Data entries:
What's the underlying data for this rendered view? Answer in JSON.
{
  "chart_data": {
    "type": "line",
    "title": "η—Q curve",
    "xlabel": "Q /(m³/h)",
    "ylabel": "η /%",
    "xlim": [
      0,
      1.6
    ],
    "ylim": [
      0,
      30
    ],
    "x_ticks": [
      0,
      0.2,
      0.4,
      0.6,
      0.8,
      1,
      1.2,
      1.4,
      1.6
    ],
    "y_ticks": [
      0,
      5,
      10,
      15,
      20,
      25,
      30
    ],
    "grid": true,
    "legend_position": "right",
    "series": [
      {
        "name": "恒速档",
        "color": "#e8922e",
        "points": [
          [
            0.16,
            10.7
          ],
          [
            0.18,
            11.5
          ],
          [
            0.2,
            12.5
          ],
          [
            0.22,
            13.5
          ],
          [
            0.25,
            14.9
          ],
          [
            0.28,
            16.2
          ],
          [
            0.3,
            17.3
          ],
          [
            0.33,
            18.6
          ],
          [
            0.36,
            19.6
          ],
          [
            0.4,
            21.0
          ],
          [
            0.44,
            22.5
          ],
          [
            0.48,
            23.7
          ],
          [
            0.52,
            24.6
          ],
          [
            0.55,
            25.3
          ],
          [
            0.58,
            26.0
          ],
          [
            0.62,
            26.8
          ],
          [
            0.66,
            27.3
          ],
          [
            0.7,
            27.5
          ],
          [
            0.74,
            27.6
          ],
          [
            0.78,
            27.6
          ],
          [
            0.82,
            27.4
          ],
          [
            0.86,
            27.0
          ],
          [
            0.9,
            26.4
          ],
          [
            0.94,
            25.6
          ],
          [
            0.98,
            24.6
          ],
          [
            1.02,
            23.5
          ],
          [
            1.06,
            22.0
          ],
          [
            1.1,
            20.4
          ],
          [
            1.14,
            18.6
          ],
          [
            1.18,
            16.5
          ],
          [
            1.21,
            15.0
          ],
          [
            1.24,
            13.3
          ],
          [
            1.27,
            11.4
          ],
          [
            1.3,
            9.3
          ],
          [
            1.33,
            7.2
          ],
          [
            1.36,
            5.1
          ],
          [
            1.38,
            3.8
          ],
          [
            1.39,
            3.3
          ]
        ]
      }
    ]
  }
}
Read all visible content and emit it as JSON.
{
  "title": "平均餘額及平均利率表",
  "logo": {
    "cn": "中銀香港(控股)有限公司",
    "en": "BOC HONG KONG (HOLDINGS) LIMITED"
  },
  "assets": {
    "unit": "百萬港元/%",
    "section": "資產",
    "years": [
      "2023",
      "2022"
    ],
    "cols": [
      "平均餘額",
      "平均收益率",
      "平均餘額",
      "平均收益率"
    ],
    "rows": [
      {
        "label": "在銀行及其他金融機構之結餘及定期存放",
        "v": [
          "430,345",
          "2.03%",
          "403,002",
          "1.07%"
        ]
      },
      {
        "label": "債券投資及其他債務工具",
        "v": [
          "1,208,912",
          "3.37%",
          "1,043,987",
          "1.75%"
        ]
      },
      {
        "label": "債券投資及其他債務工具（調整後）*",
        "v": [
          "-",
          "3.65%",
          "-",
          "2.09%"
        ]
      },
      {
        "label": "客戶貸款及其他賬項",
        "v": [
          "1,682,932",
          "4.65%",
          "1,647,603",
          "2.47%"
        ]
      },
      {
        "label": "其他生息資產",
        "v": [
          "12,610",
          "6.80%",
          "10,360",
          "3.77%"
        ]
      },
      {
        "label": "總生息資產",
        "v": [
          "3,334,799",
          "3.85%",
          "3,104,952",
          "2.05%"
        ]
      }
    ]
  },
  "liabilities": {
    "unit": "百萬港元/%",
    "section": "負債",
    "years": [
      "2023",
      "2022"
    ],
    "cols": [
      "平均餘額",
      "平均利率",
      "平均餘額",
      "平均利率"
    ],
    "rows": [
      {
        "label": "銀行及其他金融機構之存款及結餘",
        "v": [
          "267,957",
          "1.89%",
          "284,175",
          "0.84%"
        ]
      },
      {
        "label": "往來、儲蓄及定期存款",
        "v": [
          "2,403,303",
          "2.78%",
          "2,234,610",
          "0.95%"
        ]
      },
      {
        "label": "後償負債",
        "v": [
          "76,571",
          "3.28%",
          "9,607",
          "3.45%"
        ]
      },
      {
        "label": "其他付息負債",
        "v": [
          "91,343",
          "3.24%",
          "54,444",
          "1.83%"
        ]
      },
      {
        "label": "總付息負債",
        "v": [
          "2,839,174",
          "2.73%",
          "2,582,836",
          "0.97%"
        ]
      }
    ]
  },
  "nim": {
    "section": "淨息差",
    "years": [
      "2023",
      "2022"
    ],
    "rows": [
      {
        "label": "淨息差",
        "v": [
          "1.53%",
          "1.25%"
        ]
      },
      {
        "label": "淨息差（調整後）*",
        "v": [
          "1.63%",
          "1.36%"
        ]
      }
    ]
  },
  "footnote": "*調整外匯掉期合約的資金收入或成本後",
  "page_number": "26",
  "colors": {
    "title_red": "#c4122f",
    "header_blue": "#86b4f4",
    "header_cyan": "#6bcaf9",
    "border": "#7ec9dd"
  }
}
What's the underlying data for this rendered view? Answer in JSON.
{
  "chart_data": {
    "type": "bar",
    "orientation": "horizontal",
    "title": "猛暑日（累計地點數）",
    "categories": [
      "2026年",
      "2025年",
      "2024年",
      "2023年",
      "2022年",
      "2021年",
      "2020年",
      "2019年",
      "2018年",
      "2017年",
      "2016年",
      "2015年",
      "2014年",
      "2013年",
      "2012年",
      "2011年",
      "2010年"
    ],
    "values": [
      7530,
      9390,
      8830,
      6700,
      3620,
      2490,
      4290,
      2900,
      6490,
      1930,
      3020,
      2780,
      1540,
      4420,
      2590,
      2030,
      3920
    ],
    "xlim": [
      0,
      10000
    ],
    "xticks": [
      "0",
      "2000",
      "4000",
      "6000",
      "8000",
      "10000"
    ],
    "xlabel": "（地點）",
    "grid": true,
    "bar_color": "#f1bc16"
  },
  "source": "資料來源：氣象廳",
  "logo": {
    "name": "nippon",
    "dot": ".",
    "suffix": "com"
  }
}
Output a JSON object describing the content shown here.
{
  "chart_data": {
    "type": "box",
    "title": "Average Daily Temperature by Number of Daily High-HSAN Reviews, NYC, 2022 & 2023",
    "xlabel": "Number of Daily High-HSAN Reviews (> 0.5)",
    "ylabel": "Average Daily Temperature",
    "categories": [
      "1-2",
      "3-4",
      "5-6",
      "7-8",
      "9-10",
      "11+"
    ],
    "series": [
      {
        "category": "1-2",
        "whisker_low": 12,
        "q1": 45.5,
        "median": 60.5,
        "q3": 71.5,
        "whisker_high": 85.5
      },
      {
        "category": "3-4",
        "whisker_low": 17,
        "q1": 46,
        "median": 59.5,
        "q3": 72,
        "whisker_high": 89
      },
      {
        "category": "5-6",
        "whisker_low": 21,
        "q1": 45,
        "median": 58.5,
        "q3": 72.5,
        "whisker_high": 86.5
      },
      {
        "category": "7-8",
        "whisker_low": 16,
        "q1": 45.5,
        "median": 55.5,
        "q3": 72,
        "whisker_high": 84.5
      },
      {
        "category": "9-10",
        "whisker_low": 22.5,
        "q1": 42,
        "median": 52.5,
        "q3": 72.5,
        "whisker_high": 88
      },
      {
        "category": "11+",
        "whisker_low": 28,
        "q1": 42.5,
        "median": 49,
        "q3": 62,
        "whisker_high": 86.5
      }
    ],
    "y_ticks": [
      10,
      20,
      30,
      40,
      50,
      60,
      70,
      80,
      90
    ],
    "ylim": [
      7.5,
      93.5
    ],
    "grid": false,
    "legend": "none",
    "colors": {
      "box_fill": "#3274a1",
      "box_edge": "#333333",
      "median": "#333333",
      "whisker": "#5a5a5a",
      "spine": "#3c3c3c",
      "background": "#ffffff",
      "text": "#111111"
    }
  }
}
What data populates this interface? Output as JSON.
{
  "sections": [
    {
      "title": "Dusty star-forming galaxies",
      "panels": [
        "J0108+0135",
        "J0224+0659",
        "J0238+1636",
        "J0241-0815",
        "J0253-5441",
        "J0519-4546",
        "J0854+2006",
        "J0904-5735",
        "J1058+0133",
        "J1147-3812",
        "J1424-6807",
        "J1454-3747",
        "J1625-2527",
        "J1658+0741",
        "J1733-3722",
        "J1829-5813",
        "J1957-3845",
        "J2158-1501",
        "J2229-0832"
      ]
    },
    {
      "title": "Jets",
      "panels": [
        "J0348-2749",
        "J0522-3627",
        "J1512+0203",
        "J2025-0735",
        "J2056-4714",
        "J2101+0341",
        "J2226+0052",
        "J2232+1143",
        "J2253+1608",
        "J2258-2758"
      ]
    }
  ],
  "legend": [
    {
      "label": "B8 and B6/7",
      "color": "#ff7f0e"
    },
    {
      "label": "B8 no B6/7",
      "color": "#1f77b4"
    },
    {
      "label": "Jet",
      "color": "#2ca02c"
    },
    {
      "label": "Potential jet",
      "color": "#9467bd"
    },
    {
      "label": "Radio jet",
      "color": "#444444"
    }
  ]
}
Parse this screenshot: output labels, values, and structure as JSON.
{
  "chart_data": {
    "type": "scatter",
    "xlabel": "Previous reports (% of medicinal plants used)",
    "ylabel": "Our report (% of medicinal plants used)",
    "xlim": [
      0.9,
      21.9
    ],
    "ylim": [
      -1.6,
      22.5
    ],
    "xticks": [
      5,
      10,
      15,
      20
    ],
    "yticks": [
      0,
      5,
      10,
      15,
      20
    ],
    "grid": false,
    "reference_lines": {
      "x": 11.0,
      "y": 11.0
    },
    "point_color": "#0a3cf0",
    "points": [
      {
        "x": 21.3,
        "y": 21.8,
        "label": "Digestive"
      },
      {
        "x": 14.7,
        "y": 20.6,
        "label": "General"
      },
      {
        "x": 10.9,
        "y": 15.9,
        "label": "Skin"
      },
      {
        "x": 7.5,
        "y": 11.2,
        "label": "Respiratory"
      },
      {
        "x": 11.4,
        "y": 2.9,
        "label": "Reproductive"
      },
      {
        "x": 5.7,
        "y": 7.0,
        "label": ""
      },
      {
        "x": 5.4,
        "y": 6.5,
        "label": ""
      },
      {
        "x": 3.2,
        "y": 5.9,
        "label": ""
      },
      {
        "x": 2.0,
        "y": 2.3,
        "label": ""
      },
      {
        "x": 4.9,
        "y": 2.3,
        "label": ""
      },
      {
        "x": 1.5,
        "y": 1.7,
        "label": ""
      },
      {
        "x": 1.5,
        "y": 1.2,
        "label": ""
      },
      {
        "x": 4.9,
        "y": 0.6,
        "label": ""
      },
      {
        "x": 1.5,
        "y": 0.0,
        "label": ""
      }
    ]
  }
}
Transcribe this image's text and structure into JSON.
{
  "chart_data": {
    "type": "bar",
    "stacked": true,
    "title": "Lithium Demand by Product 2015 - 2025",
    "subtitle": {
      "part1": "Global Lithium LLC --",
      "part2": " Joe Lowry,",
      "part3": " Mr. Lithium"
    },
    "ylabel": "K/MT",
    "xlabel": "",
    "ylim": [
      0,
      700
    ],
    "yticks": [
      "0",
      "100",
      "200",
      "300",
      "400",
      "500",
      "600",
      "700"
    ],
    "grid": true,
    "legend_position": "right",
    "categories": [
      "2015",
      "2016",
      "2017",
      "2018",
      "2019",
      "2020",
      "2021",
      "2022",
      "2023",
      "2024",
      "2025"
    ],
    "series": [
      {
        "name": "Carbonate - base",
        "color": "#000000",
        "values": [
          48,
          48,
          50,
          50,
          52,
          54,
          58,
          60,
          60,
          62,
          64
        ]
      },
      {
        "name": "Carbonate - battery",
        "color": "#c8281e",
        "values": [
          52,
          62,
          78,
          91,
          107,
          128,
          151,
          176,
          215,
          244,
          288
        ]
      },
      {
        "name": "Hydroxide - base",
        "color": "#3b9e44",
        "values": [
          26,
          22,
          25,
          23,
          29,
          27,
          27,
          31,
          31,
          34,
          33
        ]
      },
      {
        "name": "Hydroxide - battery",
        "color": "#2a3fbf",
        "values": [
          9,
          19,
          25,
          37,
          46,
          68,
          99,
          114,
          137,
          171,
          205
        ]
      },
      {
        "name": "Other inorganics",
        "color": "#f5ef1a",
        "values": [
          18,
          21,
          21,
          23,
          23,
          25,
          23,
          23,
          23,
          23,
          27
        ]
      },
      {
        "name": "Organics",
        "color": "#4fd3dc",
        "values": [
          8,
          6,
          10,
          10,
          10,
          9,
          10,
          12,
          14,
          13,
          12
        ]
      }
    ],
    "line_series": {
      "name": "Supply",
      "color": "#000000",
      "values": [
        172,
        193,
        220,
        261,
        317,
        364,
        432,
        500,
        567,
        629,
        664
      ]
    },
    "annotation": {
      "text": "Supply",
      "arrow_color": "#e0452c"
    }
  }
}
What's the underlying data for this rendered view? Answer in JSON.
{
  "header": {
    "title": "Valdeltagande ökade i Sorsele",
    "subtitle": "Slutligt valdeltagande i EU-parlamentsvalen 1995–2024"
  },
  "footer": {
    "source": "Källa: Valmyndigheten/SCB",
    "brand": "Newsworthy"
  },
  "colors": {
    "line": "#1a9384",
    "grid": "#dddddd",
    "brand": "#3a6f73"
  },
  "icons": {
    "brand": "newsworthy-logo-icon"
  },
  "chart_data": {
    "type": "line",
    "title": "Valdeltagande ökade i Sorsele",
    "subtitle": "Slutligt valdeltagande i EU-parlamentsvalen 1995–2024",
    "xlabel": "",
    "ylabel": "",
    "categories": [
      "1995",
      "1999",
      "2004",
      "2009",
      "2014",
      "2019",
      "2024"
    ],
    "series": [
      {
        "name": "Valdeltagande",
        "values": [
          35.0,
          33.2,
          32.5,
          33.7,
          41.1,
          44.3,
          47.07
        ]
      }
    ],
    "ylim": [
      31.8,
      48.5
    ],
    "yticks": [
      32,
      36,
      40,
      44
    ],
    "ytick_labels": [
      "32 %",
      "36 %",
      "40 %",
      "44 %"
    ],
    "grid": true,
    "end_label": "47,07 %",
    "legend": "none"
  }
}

Task to carry out:
Within the listing above, find every line containing the string "subtitle" and return it.

Task output:
    "subtitle": {
    "subtitle": "Slutligt valdeltagande i EU-parlamentsvalen 1995–2024"
    "subtitle": "Slutligt valdeltagande i EU-parlamentsvalen 1995–2024",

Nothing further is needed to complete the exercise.